• [Records shown]
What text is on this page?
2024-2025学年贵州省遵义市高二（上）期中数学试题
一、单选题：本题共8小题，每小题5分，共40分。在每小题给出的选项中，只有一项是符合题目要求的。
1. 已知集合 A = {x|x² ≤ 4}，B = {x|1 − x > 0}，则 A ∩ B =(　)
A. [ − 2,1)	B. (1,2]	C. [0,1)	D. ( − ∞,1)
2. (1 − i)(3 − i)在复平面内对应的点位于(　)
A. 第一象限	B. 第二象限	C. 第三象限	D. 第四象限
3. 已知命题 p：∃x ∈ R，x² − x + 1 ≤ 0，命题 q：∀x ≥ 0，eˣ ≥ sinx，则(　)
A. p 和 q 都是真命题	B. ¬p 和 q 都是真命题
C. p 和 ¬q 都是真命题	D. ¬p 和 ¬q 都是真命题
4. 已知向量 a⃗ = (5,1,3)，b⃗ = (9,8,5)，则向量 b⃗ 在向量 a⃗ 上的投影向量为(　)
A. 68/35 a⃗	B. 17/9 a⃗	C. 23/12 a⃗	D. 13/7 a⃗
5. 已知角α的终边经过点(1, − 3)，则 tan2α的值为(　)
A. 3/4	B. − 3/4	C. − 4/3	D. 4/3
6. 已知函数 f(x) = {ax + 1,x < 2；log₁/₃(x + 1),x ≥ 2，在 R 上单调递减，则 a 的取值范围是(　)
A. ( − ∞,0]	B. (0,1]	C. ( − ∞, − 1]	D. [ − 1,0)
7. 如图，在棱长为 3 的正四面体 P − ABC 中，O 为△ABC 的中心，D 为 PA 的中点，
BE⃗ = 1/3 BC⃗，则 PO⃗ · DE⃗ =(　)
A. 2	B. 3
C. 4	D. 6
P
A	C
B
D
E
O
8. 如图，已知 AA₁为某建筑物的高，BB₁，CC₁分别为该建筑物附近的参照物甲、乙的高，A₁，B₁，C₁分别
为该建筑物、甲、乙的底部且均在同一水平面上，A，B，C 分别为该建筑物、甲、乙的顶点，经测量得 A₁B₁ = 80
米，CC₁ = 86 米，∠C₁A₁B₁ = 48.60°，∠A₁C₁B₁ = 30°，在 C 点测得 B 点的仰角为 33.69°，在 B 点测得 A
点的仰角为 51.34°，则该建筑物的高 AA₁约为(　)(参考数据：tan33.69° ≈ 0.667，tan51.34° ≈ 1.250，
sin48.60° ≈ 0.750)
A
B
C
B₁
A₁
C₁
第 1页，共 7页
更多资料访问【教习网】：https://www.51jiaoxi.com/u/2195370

...

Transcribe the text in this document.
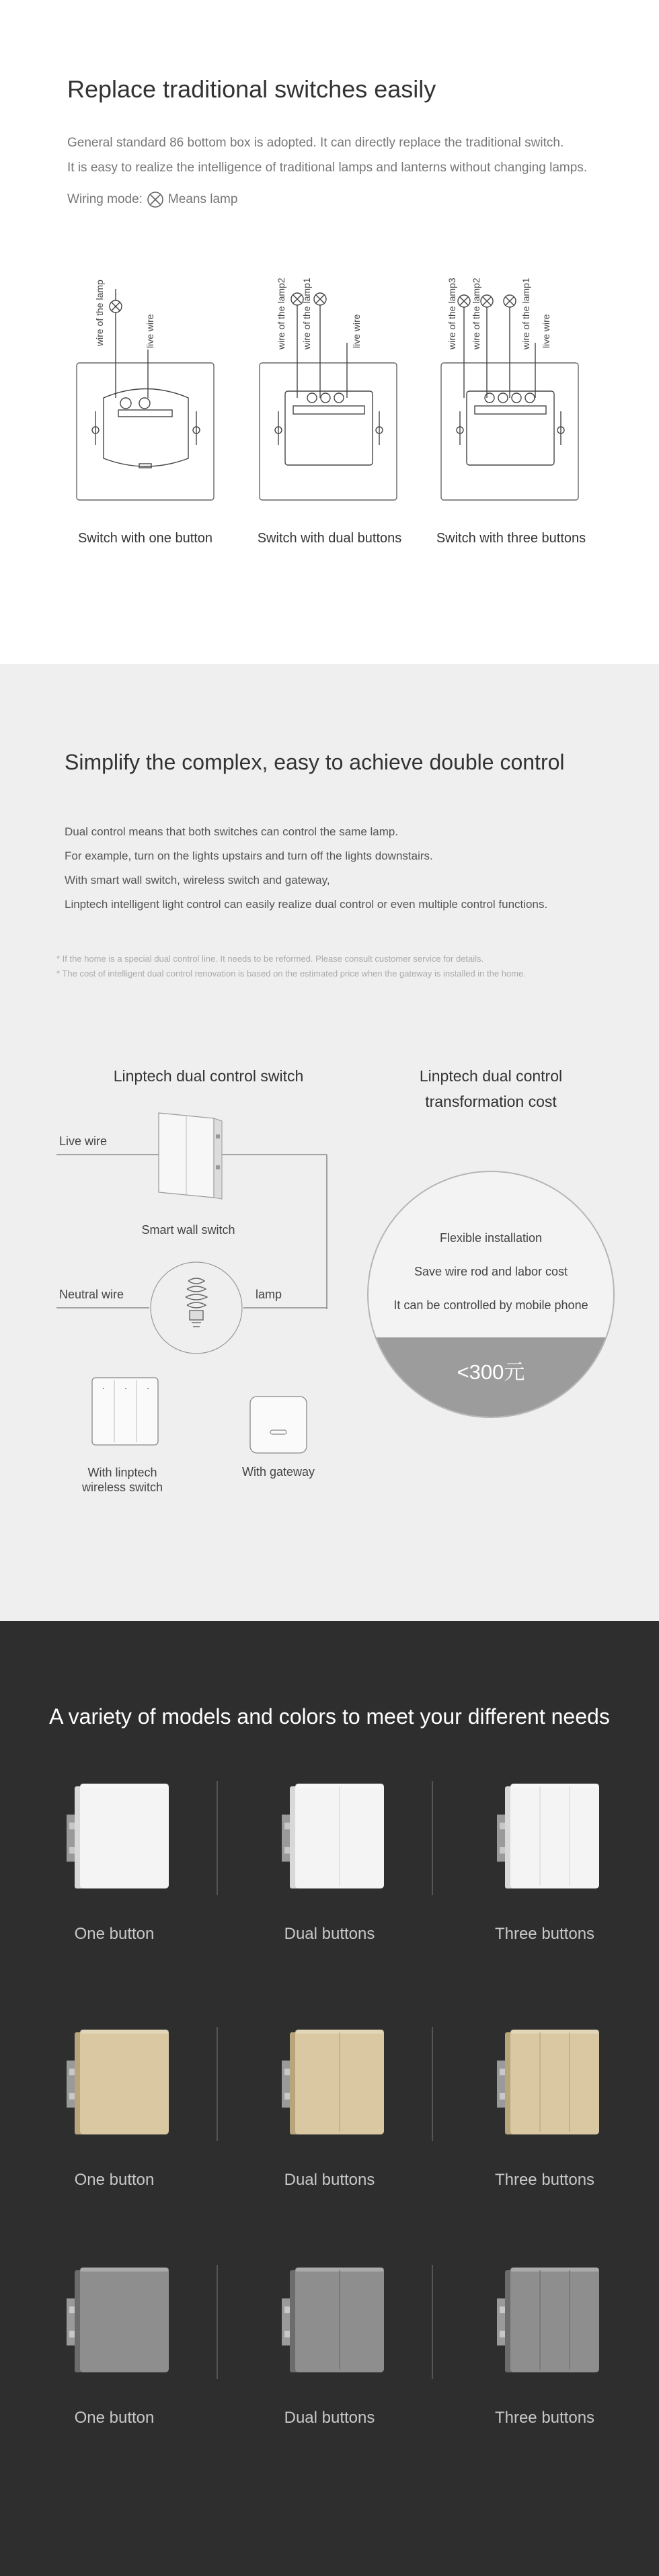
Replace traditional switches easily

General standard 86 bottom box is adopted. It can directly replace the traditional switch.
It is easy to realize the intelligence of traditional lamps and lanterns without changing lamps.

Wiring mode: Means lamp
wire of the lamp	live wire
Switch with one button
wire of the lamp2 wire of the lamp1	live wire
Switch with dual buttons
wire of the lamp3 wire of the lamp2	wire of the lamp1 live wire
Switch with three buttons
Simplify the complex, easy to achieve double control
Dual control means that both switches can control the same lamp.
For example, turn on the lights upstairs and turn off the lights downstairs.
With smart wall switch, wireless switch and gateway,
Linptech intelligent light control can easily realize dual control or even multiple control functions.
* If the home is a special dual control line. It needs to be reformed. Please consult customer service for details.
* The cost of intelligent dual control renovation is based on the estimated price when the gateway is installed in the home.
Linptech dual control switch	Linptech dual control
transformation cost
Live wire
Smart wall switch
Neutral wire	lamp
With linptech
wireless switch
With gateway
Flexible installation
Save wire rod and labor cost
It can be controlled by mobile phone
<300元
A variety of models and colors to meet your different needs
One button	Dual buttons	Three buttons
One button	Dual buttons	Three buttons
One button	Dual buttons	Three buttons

* * *

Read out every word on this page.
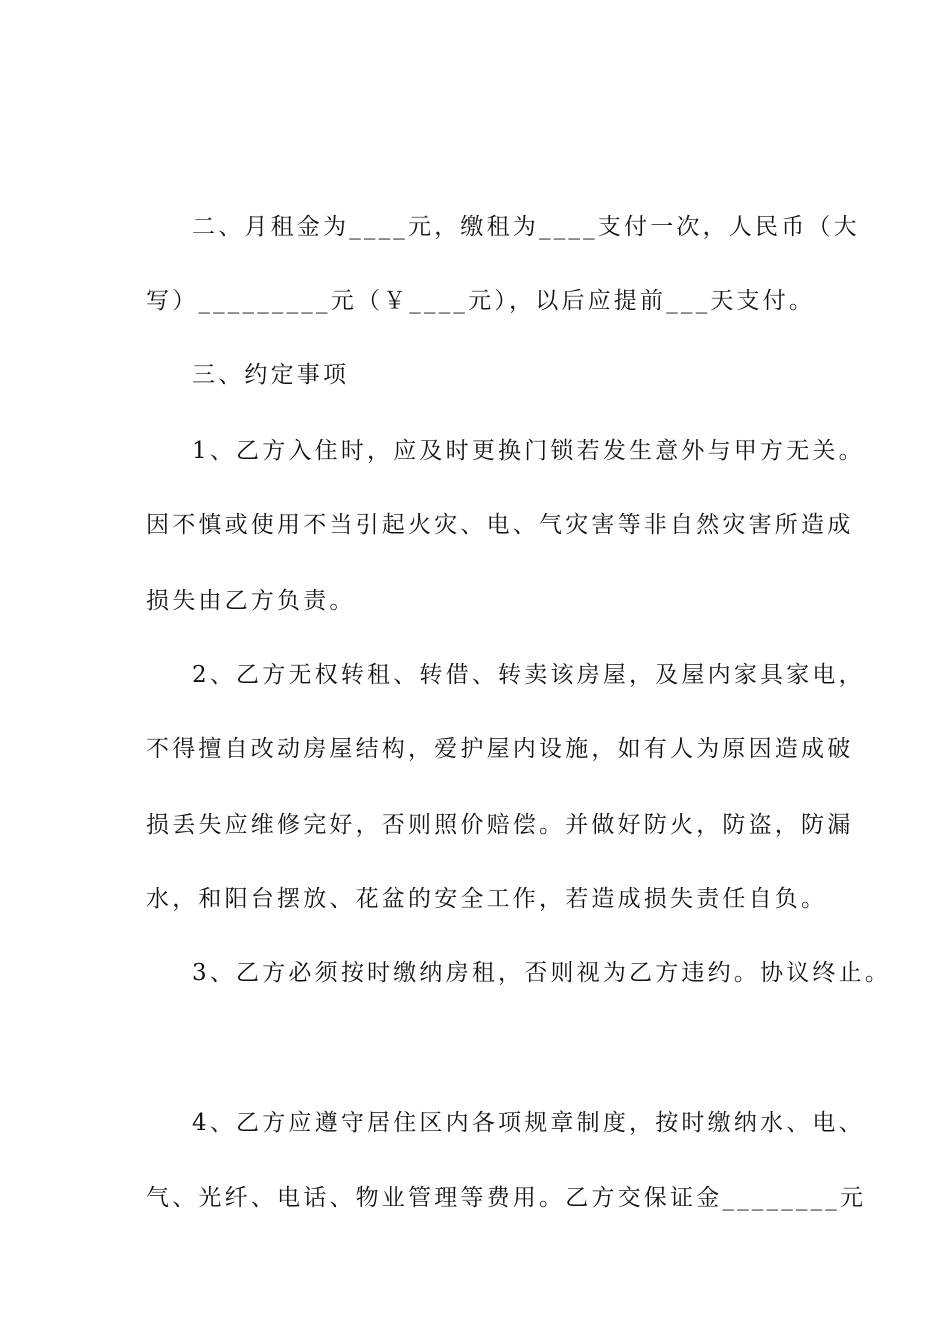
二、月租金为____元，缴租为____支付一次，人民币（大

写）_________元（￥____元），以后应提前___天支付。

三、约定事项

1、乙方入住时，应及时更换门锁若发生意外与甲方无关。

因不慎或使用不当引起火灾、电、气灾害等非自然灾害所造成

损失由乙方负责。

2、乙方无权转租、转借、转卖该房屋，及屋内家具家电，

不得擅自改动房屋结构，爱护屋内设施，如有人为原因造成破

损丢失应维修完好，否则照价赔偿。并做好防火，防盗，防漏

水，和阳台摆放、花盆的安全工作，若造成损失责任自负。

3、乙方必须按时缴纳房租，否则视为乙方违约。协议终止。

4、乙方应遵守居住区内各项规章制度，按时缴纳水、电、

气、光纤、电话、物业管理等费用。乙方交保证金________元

• [Directive] Wherever a line in the data above holds "easily", copy that line.

• [Written answer]
Replace traditional switches easily
Linptech intelligent light control can easily realize dual control or even multiple control functions.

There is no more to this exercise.